A run of records
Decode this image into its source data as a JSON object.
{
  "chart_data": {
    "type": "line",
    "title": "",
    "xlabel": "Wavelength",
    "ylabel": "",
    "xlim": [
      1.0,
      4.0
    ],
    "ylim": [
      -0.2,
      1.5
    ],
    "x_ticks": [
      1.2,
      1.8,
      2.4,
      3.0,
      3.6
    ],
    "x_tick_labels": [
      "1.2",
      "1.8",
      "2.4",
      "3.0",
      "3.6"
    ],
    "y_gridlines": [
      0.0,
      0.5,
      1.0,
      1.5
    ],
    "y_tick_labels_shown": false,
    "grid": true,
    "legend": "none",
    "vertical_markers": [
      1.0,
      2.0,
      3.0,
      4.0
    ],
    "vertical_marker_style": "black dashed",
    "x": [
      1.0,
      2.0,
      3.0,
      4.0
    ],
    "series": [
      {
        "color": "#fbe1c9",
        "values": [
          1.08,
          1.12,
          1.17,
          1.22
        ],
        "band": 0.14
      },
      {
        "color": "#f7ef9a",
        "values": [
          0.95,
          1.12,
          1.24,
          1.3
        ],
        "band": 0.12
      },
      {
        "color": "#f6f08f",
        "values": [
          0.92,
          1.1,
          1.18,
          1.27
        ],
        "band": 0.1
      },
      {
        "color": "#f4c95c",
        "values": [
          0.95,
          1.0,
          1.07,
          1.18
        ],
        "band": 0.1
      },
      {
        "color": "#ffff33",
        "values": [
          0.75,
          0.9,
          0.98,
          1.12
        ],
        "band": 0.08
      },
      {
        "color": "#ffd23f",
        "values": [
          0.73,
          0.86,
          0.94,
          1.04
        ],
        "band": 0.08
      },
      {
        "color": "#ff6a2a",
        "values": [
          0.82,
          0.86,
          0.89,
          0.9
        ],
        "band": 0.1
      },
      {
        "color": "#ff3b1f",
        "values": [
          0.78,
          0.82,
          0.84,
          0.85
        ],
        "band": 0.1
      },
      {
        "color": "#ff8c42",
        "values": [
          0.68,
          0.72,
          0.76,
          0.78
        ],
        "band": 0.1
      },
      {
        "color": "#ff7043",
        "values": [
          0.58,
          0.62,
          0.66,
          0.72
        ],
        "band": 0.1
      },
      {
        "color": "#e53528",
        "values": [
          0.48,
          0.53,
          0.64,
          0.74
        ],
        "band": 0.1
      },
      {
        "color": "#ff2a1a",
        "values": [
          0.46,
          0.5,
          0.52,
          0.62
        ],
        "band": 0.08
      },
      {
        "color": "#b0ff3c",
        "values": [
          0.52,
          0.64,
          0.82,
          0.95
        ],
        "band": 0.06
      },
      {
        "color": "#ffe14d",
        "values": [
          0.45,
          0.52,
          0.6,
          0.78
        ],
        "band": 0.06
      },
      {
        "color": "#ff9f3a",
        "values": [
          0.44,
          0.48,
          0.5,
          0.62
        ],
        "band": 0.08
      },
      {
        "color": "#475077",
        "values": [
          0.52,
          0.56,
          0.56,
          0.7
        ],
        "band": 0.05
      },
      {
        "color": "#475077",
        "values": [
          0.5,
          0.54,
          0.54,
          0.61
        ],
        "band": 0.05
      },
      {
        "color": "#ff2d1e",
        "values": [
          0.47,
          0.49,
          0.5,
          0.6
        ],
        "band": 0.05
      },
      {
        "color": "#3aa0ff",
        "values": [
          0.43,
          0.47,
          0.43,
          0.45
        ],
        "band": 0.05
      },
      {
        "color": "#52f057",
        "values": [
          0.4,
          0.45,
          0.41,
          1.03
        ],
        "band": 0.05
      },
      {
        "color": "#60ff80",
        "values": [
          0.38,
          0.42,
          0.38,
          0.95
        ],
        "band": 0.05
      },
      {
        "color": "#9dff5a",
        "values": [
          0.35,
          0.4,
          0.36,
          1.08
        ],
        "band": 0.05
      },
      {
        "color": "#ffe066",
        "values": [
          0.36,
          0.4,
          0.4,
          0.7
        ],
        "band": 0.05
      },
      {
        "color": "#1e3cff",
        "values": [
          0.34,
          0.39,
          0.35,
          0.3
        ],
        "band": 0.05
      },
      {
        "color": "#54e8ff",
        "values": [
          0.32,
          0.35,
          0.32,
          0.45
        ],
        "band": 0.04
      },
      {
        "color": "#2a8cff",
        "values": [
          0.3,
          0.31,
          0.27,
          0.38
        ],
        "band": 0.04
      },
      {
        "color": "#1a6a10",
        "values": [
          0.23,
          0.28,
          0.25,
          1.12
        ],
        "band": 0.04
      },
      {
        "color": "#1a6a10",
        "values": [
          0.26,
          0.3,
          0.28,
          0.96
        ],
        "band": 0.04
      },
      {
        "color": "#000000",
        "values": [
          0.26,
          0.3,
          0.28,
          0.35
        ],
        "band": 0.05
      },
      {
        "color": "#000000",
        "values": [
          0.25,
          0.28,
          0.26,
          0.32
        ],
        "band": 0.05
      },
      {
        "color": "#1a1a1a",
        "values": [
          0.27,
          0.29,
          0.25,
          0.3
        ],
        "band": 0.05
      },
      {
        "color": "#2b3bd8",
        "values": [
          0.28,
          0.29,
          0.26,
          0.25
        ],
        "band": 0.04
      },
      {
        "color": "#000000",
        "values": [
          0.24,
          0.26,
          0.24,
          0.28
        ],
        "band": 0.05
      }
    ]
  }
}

### TASK PROMPT:
What is needed here is an exact reproduction of all the entries.

### RESPONSE TO THE EXERCISE:
Decode this image into its source data as a JSON object.
{
  "chart_data": {
    "type": "line",
    "title": "",
    "xlabel": "Wavelength",
    "ylabel": "",
    "xlim": [
      1.0,
      4.0
    ],
    "ylim": [
      -0.2,
      1.5
    ],
    "x_ticks": [
      1.2,
      1.8,
      2.4,
      3.0,
      3.6
    ],
    "x_tick_labels": [
      "1.2",
      "1.8",
      "2.4",
      "3.0",
      "3.6"
    ],
    "y_gridlines": [
      0.0,
      0.5,
      1.0,
      1.5
    ],
    "y_tick_labels_shown": false,
    "grid": true,
    "legend": "none",
    "vertical_markers": [
      1.0,
      2.0,
      3.0,
      4.0
    ],
    "vertical_marker_style": "black dashed",
    "x": [
      1.0,
      2.0,
      3.0,
      4.0
    ],
    "series": [
      {
        "color": "#fbe1c9",
        "values": [
          1.08,
          1.12,
          1.17,
          1.22
        ],
        "band": 0.14
      },
      {
        "color": "#f7ef9a",
        "values": [
          0.95,
          1.12,
          1.24,
          1.3
        ],
        "band": 0.12
      },
      {
        "color": "#f6f08f",
        "values": [
          0.92,
          1.1,
          1.18,
          1.27
        ],
        "band": 0.1
      },
      {
        "color": "#f4c95c",
        "values": [
          0.95,
          1.0,
          1.07,
          1.18
        ],
        "band": 0.1
      },
      {
        "color": "#ffff33",
        "values": [
          0.75,
          0.9,
          0.98,
          1.12
        ],
        "band": 0.08
      },
      {
        "color": "#ffd23f",
        "values": [
          0.73,
          0.86,
          0.94,
          1.04
        ],
        "band": 0.08
      },
      {
        "color": "#ff6a2a",
        "values": [
          0.82,
          0.86,
          0.89,
          0.9
        ],
        "band": 0.1
      },
      {
        "color": "#ff3b1f",
        "values": [
          0.78,
          0.82,
          0.84,
          0.85
        ],
        "band": 0.1
      },
      {
        "color": "#ff8c42",
        "values": [
          0.68,
          0.72,
          0.76,
          0.78
        ],
        "band": 0.1
      },
      {
        "color": "#ff7043",
        "values": [
          0.58,
          0.62,
          0.66,
          0.72
        ],
        "band": 0.1
      },
      {
        "color": "#e53528",
        "values": [
          0.48,
          0.53,
          0.64,
          0.74
        ],
        "band": 0.1
      },
      {
        "color": "#ff2a1a",
        "values": [
          0.46,
          0.5,
          0.52,
          0.62
        ],
        "band": 0.08
      },
      {
        "color": "#b0ff3c",
        "values": [
          0.52,
          0.64,
          0.82,
          0.95
        ],
        "band": 0.06
      },
      {
        "color": "#ffe14d",
        "values": [
          0.45,
          0.52,
          0.6,
          0.78
        ],
        "band": 0.06
      },
      {
        "color": "#ff9f3a",
        "values": [
          0.44,
          0.48,
          0.5,
          0.62
        ],
        "band": 0.08
      },
      {
        "color": "#475077",
        "values": [
          0.52,
          0.56,
          0.56,
          0.7
        ],
        "band": 0.05
      },
      {
        "color": "#475077",
        "values": [
          0.5,
          0.54,
          0.54,
          0.61
        ],
        "band": 0.05
      },
      {
        "color": "#ff2d1e",
        "values": [
          0.47,
          0.49,
          0.5,
          0.6
        ],
        "band": 0.05
      },
      {
        "color": "#3aa0ff",
        "values": [
          0.43,
          0.47,
          0.43,
          0.45
        ],
        "band": 0.05
      },
      {
        "color": "#52f057",
        "values": [
          0.4,
          0.45,
          0.41,
          1.03
        ],
        "band": 0.05
      },
      {
        "color": "#60ff80",
        "values": [
          0.38,
          0.42,
          0.38,
          0.95
        ],
        "band": 0.05
      },
      {
        "color": "#9dff5a",
        "values": [
          0.35,
          0.4,
          0.36,
          1.08
        ],
        "band": 0.05
      },
      {
        "color": "#ffe066",
        "values": [
          0.36,
          0.4,
          0.4,
          0.7
        ],
        "band": 0.05
      },
      {
        "color": "#1e3cff",
        "values": [
          0.34,
          0.39,
          0.35,
          0.3
        ],
        "band": 0.05
      },
      {
        "color": "#54e8ff",
        "values": [
          0.32,
          0.35,
          0.32,
          0.45
        ],
        "band": 0.04
      },
      {
        "color": "#2a8cff",
        "values": [
          0.3,
          0.31,
          0.27,
          0.38
        ],
        "band": 0.04
      },
      {
        "color": "#1a6a10",
        "values": [
          0.23,
          0.28,
          0.25,
          1.12
        ],
        "band": 0.04
      },
      {
        "color": "#1a6a10",
        "values": [
          0.26,
          0.3,
          0.28,
          0.96
        ],
        "band": 0.04
      },
      {
        "color": "#000000",
        "values": [
          0.26,
          0.3,
          0.28,
          0.35
        ],
        "band": 0.05
      },
      {
        "color": "#000000",
        "values": [
          0.25,
          0.28,
          0.26,
          0.32
        ],
        "band": 0.05
      },
      {
        "color": "#1a1a1a",
        "values": [
          0.27,
          0.29,
          0.25,
          0.3
        ],
        "band": 0.05
      },
      {
        "color": "#2b3bd8",
        "values": [
          0.28,
          0.29,
          0.26,
          0.25
        ],
        "band": 0.04
      },
      {
        "color": "#000000",
        "values": [
          0.24,
          0.26,
          0.24,
          0.28
        ],
        "band": 0.05
      }
    ]
  }
}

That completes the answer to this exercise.